--- Begin Entries shown ---

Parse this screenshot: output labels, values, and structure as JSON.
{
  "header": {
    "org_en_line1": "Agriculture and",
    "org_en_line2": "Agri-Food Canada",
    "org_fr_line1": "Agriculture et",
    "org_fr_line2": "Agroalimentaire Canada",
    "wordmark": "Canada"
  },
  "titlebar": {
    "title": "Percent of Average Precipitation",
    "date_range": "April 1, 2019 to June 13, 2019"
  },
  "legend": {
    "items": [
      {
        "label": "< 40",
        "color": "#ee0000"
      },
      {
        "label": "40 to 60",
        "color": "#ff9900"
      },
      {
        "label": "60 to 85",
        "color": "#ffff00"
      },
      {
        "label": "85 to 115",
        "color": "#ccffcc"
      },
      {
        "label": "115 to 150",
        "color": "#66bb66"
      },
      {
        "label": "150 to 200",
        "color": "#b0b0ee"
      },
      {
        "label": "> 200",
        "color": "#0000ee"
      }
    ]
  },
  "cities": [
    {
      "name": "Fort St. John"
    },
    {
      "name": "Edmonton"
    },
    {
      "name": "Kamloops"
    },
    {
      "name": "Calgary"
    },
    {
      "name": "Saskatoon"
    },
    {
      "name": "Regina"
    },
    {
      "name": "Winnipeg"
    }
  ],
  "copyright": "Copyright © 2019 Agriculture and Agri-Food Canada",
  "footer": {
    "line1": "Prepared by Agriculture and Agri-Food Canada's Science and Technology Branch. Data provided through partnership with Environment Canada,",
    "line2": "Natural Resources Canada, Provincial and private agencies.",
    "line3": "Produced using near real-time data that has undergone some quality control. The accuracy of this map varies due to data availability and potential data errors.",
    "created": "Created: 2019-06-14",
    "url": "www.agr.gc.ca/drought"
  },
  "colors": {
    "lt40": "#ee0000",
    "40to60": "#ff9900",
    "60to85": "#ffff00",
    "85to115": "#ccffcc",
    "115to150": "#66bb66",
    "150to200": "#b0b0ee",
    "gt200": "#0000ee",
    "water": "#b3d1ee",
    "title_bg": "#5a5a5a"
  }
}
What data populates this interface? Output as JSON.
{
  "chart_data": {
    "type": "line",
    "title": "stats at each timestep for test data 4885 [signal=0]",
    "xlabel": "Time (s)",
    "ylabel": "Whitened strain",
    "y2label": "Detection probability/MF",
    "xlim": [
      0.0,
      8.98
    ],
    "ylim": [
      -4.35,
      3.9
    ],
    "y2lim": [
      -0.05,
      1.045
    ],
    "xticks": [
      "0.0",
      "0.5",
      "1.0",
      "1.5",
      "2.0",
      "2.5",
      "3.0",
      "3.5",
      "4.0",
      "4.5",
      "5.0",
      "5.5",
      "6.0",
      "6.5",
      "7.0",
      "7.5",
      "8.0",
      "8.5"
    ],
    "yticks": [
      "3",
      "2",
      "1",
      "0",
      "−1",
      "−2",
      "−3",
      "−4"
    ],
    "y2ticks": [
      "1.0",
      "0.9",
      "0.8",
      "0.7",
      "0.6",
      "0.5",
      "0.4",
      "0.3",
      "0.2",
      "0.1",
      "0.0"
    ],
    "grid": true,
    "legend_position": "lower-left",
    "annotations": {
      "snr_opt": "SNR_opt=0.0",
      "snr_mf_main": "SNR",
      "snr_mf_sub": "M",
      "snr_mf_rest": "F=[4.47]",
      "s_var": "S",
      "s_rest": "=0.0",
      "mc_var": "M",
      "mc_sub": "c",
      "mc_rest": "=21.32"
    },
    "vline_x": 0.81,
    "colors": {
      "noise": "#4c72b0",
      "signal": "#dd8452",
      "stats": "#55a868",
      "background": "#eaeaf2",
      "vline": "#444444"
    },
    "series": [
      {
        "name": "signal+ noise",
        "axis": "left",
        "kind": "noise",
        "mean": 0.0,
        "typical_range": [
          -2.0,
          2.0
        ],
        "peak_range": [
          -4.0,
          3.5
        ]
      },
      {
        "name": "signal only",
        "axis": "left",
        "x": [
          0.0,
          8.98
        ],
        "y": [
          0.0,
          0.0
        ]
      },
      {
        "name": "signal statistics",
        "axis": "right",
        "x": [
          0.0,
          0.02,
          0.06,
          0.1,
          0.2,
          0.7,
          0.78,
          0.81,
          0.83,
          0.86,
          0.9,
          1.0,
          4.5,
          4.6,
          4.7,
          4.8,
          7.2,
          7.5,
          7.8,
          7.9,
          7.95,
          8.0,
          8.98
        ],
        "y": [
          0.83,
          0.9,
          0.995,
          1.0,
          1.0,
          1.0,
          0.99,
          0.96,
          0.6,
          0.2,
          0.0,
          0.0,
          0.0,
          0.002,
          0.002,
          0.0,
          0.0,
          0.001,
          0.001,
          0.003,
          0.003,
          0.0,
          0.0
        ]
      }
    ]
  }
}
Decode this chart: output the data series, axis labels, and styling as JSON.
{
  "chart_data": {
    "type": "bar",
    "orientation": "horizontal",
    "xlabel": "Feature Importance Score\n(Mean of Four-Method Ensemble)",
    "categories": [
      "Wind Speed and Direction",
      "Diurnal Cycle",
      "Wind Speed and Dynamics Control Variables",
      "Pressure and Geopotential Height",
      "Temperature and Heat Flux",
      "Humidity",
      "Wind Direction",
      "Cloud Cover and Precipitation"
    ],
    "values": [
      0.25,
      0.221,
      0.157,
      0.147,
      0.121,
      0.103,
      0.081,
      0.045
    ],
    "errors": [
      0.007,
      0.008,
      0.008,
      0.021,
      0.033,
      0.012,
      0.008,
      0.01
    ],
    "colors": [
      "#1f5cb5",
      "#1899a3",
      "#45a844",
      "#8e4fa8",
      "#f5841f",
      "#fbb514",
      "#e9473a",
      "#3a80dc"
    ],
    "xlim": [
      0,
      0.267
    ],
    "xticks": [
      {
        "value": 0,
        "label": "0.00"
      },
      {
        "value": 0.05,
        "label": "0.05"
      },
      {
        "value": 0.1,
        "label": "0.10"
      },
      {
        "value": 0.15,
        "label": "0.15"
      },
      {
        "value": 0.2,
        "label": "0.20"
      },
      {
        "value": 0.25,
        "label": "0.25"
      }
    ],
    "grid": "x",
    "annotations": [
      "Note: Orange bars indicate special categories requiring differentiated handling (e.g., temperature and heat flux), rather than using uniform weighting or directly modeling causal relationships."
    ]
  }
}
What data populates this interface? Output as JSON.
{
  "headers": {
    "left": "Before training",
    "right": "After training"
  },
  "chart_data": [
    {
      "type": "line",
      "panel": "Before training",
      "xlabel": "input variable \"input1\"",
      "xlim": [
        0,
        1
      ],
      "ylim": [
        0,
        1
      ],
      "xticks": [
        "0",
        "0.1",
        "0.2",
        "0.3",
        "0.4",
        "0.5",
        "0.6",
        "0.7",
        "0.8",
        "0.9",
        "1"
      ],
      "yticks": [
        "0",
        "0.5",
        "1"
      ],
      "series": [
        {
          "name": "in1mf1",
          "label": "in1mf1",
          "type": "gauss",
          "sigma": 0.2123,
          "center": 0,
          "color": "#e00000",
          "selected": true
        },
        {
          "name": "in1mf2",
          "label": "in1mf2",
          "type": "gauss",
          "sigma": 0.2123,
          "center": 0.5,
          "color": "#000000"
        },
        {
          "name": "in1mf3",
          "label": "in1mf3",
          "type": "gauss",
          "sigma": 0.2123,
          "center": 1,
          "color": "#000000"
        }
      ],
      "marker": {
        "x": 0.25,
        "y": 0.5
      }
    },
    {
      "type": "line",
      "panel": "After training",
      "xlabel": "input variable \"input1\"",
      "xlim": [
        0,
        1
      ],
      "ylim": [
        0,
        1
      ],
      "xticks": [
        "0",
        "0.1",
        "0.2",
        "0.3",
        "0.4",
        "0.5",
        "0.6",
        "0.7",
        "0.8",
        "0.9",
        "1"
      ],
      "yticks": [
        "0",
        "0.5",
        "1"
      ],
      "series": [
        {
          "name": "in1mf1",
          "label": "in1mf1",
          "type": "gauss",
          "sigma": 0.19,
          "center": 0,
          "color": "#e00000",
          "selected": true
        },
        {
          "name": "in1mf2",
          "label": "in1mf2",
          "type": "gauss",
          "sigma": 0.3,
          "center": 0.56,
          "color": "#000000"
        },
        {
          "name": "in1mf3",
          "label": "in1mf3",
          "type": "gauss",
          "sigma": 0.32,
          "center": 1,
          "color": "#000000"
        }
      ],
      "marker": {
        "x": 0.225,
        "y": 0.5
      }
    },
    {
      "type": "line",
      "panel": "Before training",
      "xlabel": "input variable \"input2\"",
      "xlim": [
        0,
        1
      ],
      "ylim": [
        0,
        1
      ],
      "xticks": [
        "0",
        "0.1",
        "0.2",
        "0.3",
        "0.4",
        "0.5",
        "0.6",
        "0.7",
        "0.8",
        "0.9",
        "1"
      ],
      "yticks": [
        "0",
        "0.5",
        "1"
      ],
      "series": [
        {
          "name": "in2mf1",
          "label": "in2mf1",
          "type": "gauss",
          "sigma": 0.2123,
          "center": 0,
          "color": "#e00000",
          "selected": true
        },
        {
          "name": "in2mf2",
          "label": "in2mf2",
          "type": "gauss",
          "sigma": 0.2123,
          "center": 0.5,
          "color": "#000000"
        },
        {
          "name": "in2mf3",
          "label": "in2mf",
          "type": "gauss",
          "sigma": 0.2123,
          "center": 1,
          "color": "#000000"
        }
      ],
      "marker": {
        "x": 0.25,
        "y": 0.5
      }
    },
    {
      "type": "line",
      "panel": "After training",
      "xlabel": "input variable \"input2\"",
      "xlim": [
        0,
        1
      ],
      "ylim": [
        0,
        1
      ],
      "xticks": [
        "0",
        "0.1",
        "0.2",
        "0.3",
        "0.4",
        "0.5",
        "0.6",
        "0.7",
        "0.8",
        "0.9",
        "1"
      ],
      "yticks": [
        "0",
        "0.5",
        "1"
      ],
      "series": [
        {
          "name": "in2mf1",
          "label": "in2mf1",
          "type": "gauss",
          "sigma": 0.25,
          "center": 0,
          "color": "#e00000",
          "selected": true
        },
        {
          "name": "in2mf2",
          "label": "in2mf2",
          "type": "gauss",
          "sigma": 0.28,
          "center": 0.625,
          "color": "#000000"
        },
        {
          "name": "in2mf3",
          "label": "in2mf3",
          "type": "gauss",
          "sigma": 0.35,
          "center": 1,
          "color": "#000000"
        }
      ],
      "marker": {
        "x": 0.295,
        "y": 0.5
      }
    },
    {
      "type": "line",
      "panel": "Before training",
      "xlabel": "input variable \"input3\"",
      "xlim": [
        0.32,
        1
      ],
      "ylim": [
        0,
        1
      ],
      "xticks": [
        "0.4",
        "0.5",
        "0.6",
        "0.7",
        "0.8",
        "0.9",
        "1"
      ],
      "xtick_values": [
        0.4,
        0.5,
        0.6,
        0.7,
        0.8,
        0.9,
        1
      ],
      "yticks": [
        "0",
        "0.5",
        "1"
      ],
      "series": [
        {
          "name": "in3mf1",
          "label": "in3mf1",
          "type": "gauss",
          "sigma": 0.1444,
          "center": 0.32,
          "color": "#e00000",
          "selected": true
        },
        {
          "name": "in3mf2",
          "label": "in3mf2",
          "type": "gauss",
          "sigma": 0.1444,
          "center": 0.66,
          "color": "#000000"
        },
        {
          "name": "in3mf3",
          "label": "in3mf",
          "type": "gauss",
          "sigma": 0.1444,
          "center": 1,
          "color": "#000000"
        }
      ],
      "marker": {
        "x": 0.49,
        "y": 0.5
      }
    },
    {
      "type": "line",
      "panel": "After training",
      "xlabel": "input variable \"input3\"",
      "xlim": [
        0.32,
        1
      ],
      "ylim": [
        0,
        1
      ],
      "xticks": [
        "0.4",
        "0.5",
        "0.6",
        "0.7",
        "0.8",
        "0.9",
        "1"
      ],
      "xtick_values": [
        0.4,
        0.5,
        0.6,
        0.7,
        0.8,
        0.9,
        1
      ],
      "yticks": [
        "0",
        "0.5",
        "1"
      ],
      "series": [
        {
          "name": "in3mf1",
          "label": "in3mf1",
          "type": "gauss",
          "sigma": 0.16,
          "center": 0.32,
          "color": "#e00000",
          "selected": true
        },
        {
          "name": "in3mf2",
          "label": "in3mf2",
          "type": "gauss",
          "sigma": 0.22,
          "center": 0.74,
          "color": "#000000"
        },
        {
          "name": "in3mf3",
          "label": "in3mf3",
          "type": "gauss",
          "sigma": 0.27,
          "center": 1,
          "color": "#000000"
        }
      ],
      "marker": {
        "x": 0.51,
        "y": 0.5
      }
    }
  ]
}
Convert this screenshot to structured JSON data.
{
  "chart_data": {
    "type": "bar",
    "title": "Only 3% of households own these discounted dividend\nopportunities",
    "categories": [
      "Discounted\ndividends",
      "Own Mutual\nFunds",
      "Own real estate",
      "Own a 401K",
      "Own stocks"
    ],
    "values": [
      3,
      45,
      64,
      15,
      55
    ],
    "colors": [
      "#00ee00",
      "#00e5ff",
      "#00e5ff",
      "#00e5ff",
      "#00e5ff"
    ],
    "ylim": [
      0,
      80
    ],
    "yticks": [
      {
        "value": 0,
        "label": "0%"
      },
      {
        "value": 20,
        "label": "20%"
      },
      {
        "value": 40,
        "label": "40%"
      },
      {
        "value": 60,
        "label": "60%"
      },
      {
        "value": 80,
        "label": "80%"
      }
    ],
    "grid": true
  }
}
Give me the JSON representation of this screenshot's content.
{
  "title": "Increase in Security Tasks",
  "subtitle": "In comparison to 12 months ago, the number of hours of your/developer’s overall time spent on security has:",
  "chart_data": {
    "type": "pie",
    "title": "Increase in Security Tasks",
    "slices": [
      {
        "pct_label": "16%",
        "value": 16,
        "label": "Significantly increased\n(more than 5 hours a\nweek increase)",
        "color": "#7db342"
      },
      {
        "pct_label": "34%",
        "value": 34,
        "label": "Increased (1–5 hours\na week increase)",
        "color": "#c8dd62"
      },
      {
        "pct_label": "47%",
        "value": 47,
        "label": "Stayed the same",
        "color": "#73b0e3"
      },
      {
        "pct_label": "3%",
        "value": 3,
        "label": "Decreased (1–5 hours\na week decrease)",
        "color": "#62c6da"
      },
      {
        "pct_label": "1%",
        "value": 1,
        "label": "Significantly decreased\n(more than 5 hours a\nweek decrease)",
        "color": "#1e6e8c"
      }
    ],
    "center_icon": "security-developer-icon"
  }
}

--- End Entries shown ---

- Problem to work on: Tally the lines containing "Significantly". Provide the number without any other words.

- Response: 2